Return each entry exactly, omitting nothing.
##### LISTED RECORDS
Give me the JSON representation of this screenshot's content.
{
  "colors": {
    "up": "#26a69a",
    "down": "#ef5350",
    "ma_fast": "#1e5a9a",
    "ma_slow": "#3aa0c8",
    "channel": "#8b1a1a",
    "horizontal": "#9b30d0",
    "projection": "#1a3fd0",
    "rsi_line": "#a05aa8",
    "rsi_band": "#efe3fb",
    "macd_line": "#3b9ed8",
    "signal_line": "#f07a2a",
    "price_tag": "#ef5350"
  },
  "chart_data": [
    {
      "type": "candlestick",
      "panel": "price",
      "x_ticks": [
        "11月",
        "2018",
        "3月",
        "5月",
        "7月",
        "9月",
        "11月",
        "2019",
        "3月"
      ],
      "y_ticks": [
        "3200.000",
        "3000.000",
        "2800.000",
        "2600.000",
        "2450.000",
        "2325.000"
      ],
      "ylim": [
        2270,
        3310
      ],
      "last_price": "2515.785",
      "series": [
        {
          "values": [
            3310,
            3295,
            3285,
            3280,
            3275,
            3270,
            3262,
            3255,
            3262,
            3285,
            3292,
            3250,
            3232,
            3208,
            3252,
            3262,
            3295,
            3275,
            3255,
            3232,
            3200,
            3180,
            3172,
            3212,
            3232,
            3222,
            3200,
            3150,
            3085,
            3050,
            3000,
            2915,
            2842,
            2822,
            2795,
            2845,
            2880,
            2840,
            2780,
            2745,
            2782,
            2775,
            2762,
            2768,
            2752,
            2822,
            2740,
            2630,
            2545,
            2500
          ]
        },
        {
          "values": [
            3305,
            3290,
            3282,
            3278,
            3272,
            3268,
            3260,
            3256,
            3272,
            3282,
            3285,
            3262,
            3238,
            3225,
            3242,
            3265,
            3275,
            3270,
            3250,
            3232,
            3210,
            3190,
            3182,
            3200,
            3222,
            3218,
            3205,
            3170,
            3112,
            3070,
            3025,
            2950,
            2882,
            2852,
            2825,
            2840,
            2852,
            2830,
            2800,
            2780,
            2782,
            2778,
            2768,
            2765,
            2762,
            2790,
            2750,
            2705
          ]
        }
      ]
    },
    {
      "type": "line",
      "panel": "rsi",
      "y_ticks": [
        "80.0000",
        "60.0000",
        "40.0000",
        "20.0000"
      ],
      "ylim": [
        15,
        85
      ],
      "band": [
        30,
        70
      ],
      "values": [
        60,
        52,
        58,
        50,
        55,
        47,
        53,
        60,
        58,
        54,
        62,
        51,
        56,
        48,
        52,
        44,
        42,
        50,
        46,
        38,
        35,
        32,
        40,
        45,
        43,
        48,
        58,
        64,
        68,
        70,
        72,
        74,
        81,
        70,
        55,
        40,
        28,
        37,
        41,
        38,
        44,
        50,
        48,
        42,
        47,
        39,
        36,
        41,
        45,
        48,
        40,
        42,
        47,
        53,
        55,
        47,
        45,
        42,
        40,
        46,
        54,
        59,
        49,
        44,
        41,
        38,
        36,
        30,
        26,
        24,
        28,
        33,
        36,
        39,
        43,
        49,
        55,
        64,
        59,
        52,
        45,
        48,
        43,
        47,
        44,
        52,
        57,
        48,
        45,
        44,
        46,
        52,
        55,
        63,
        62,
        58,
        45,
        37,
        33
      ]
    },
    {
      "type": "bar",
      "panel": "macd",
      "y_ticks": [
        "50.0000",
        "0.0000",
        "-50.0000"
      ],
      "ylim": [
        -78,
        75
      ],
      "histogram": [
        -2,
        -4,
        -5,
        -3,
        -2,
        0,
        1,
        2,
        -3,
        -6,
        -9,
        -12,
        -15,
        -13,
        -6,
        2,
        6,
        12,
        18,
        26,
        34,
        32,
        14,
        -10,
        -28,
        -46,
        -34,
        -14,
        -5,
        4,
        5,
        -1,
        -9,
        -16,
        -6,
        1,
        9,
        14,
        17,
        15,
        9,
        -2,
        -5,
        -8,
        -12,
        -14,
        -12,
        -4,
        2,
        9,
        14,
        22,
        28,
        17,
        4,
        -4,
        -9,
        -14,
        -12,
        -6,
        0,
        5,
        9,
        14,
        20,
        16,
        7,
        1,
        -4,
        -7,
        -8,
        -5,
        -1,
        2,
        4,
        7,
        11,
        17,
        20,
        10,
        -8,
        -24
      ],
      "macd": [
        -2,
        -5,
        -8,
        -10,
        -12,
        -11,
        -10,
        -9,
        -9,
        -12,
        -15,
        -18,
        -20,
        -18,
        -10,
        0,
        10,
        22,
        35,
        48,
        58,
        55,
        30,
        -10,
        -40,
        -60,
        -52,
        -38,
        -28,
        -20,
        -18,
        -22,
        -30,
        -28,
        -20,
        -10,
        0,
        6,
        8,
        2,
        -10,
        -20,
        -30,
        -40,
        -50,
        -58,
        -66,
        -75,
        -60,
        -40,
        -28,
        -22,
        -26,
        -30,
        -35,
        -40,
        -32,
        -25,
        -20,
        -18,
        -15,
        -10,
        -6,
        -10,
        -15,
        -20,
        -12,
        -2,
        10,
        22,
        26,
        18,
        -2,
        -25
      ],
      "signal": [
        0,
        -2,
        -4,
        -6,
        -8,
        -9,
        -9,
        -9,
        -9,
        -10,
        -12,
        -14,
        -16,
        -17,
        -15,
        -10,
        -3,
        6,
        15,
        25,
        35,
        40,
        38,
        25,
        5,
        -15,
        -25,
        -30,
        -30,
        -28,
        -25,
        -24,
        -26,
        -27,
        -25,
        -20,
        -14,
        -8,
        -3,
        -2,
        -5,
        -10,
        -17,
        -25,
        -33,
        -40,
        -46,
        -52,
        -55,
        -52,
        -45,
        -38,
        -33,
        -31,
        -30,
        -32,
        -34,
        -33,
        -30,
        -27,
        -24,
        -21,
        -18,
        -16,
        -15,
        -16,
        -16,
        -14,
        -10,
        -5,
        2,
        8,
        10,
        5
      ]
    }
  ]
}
##########
§ OUTPUT FOR THIS TASK
Give me the JSON representation of this screenshot's content.
{
  "colors": {
    "up": "#26a69a",
    "down": "#ef5350",
    "ma_fast": "#1e5a9a",
    "ma_slow": "#3aa0c8",
    "channel": "#8b1a1a",
    "horizontal": "#9b30d0",
    "projection": "#1a3fd0",
    "rsi_line": "#a05aa8",
    "rsi_band": "#efe3fb",
    "macd_line": "#3b9ed8",
    "signal_line": "#f07a2a",
    "price_tag": "#ef5350"
  },
  "chart_data": [
    {
      "type": "candlestick",
      "panel": "price",
      "x_ticks": [
        "11月",
        "2018",
        "3月",
        "5月",
        "7月",
        "9月",
        "11月",
        "2019",
        "3月"
      ],
      "y_ticks": [
        "3200.000",
        "3000.000",
        "2800.000",
        "2600.000",
        "2450.000",
        "2325.000"
      ],
      "ylim": [
        2270,
        3310
      ],
      "last_price": "2515.785",
      "series": [
        {
          "values": [
            3310,
            3295,
            3285,
            3280,
            3275,
            3270,
            3262,
            3255,
            3262,
            3285,
            3292,
            3250,
            3232,
            3208,
            3252,
            3262,
            3295,
            3275,
            3255,
            3232,
            3200,
            3180,
            3172,
            3212,
            3232,
            3222,
            3200,
            3150,
            3085,
            3050,
            3000,
            2915,
            2842,
            2822,
            2795,
            2845,
            2880,
            2840,
            2780,
            2745,
            2782,
            2775,
            2762,
            2768,
            2752,
            2822,
            2740,
            2630,
            2545,
            2500
          ]
        },
        {
          "values": [
            3305,
            3290,
            3282,
            3278,
            3272,
            3268,
            3260,
            3256,
            3272,
            3282,
            3285,
            3262,
            3238,
            3225,
            3242,
            3265,
            3275,
            3270,
            3250,
            3232,
            3210,
            3190,
            3182,
            3200,
            3222,
            3218,
            3205,
            3170,
            3112,
            3070,
            3025,
            2950,
            2882,
            2852,
            2825,
            2840,
            2852,
            2830,
            2800,
            2780,
            2782,
            2778,
            2768,
            2765,
            2762,
            2790,
            2750,
            2705
          ]
        }
      ]
    },
    {
      "type": "line",
      "panel": "rsi",
      "y_ticks": [
        "80.0000",
        "60.0000",
        "40.0000",
        "20.0000"
      ],
      "ylim": [
        15,
        85
      ],
      "band": [
        30,
        70
      ],
      "values": [
        60,
        52,
        58,
        50,
        55,
        47,
        53,
        60,
        58,
        54,
        62,
        51,
        56,
        48,
        52,
        44,
        42,
        50,
        46,
        38,
        35,
        32,
        40,
        45,
        43,
        48,
        58,
        64,
        68,
        70,
        72,
        74,
        81,
        70,
        55,
        40,
        28,
        37,
        41,
        38,
        44,
        50,
        48,
        42,
        47,
        39,
        36,
        41,
        45,
        48,
        40,
        42,
        47,
        53,
        55,
        47,
        45,
        42,
        40,
        46,
        54,
        59,
        49,
        44,
        41,
        38,
        36,
        30,
        26,
        24,
        28,
        33,
        36,
        39,
        43,
        49,
        55,
        64,
        59,
        52,
        45,
        48,
        43,
        47,
        44,
        52,
        57,
        48,
        45,
        44,
        46,
        52,
        55,
        63,
        62,
        58,
        45,
        37,
        33
      ]
    },
    {
      "type": "bar",
      "panel": "macd",
      "y_ticks": [
        "50.0000",
        "0.0000",
        "-50.0000"
      ],
      "ylim": [
        -78,
        75
      ],
      "histogram": [
        -2,
        -4,
        -5,
        -3,
        -2,
        0,
        1,
        2,
        -3,
        -6,
        -9,
        -12,
        -15,
        -13,
        -6,
        2,
        6,
        12,
        18,
        26,
        34,
        32,
        14,
        -10,
        -28,
        -46,
        -34,
        -14,
        -5,
        4,
        5,
        -1,
        -9,
        -16,
        -6,
        1,
        9,
        14,
        17,
        15,
        9,
        -2,
        -5,
        -8,
        -12,
        -14,
        -12,
        -4,
        2,
        9,
        14,
        22,
        28,
        17,
        4,
        -4,
        -9,
        -14,
        -12,
        -6,
        0,
        5,
        9,
        14,
        20,
        16,
        7,
        1,
        -4,
        -7,
        -8,
        -5,
        -1,
        2,
        4,
        7,
        11,
        17,
        20,
        10,
        -8,
        -24
      ],
      "macd": [
        -2,
        -5,
        -8,
        -10,
        -12,
        -11,
        -10,
        -9,
        -9,
        -12,
        -15,
        -18,
        -20,
        -18,
        -10,
        0,
        10,
        22,
        35,
        48,
        58,
        55,
        30,
        -10,
        -40,
        -60,
        -52,
        -38,
        -28,
        -20,
        -18,
        -22,
        -30,
        -28,
        -20,
        -10,
        0,
        6,
        8,
        2,
        -10,
        -20,
        -30,
        -40,
        -50,
        -58,
        -66,
        -75,
        -60,
        -40,
        -28,
        -22,
        -26,
        -30,
        -35,
        -40,
        -32,
        -25,
        -20,
        -18,
        -15,
        -10,
        -6,
        -10,
        -15,
        -20,
        -12,
        -2,
        10,
        22,
        26,
        18,
        -2,
        -25
      ],
      "signal": [
        0,
        -2,
        -4,
        -6,
        -8,
        -9,
        -9,
        -9,
        -9,
        -10,
        -12,
        -14,
        -16,
        -17,
        -15,
        -10,
        -3,
        6,
        15,
        25,
        35,
        40,
        38,
        25,
        5,
        -15,
        -25,
        -30,
        -30,
        -28,
        -25,
        -24,
        -26,
        -27,
        -25,
        -20,
        -14,
        -8,
        -3,
        -2,
        -5,
        -10,
        -17,
        -25,
        -33,
        -40,
        -46,
        -52,
        -55,
        -52,
        -45,
        -38,
        -33,
        -31,
        -30,
        -32,
        -34,
        -33,
        -30,
        -27,
        -24,
        -21,
        -18,
        -16,
        -15,
        -16,
        -16,
        -14,
        -10,
        -5,
        2,
        8,
        10,
        5
      ]
    }
  ]
}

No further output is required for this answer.